» **Excerpted data**
--- begin ---

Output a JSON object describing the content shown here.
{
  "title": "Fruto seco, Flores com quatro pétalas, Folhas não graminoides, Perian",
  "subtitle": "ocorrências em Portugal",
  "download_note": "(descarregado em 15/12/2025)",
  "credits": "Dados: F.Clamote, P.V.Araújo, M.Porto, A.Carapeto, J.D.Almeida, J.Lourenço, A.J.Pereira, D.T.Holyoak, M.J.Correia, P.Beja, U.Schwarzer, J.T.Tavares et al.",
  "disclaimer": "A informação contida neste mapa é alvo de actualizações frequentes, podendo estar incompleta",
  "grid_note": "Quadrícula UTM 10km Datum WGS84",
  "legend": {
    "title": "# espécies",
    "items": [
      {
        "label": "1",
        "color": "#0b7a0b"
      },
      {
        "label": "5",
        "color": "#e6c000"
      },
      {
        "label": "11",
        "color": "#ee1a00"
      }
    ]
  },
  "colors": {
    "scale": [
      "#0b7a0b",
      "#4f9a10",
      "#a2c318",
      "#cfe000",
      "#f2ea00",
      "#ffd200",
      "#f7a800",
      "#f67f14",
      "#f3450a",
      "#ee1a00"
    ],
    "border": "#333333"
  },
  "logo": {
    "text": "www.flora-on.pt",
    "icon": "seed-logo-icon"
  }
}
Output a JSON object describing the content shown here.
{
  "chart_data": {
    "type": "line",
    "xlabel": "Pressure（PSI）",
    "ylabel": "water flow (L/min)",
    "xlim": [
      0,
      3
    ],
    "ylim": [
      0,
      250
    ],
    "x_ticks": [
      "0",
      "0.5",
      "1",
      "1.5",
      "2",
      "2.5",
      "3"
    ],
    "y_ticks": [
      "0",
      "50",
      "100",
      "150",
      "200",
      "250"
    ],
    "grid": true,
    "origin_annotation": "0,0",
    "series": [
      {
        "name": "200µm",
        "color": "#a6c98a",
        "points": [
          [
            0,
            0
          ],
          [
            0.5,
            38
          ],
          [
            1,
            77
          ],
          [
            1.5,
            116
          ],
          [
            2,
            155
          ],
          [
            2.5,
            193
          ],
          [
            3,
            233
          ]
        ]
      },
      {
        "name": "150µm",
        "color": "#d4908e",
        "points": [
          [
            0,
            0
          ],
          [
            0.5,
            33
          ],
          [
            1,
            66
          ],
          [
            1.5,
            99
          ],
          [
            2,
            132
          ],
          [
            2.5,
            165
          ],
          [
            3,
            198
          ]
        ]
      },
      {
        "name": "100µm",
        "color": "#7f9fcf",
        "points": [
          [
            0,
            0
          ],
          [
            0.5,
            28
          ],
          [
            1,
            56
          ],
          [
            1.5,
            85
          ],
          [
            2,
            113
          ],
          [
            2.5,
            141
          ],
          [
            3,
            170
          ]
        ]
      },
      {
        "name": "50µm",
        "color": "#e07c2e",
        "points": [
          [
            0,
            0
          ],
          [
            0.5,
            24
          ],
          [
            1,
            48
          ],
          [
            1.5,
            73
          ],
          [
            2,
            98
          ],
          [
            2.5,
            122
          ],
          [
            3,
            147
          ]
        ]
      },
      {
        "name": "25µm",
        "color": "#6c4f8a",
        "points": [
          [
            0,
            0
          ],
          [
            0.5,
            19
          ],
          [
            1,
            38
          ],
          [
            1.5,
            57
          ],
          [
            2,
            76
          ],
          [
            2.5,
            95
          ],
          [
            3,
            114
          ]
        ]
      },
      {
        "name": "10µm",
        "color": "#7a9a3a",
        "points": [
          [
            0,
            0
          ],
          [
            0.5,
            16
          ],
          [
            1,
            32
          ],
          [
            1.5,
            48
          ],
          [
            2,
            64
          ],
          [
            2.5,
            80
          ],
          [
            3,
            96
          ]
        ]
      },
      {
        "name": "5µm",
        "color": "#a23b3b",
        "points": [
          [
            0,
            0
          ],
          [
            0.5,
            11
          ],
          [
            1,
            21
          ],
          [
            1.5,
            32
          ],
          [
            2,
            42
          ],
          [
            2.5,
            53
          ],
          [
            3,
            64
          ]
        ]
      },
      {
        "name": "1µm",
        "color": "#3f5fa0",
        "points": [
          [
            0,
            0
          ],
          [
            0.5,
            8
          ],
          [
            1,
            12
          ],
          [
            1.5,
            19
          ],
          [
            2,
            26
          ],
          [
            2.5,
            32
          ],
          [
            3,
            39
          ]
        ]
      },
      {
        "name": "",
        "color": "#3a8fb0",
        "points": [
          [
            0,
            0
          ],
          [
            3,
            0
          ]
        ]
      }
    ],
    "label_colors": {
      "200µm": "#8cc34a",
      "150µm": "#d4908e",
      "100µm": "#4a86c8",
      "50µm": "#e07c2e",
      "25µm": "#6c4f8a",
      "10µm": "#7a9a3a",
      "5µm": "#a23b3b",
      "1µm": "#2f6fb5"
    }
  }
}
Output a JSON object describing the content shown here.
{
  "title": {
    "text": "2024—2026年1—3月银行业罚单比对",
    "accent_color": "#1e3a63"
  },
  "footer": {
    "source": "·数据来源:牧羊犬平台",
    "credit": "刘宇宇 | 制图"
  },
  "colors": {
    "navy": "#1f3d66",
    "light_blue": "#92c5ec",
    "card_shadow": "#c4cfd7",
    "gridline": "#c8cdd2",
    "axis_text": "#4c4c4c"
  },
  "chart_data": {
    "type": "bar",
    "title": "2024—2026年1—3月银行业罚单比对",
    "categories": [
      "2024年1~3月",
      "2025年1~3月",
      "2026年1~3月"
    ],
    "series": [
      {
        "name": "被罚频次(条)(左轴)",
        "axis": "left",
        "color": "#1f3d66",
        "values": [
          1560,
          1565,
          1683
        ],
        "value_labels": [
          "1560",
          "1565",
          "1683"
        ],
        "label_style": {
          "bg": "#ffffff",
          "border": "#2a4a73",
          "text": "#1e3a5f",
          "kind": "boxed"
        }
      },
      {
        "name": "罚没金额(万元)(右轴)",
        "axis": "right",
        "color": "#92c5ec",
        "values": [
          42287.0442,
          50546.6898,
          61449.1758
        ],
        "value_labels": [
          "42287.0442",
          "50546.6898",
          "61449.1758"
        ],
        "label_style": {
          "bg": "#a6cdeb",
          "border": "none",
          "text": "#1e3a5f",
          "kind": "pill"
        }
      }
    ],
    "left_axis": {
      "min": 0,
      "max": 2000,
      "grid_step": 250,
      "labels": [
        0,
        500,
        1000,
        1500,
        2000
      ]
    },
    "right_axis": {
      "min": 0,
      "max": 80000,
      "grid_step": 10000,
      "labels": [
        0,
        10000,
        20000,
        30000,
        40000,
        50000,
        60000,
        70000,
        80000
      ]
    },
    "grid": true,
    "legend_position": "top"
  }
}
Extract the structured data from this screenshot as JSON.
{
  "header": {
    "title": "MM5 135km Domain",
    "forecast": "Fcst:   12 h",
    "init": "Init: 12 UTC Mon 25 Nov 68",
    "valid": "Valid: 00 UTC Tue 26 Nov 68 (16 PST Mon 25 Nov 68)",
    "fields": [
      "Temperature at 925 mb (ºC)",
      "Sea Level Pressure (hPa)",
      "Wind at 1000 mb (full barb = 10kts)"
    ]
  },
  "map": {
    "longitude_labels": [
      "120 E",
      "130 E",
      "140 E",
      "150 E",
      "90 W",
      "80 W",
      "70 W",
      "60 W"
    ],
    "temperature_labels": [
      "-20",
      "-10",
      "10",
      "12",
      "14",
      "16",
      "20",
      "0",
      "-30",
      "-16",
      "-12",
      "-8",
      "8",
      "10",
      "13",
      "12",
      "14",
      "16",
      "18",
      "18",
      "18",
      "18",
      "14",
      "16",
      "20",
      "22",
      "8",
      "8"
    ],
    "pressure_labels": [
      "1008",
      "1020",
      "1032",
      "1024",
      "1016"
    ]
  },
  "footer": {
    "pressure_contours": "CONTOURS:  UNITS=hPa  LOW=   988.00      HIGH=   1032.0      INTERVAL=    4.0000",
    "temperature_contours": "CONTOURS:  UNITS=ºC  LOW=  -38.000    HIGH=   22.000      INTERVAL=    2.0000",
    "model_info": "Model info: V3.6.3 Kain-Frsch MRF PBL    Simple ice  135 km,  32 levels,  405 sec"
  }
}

--- end ---

Considering only the records above, state the number of lines that include the word "name", with nothing added.

11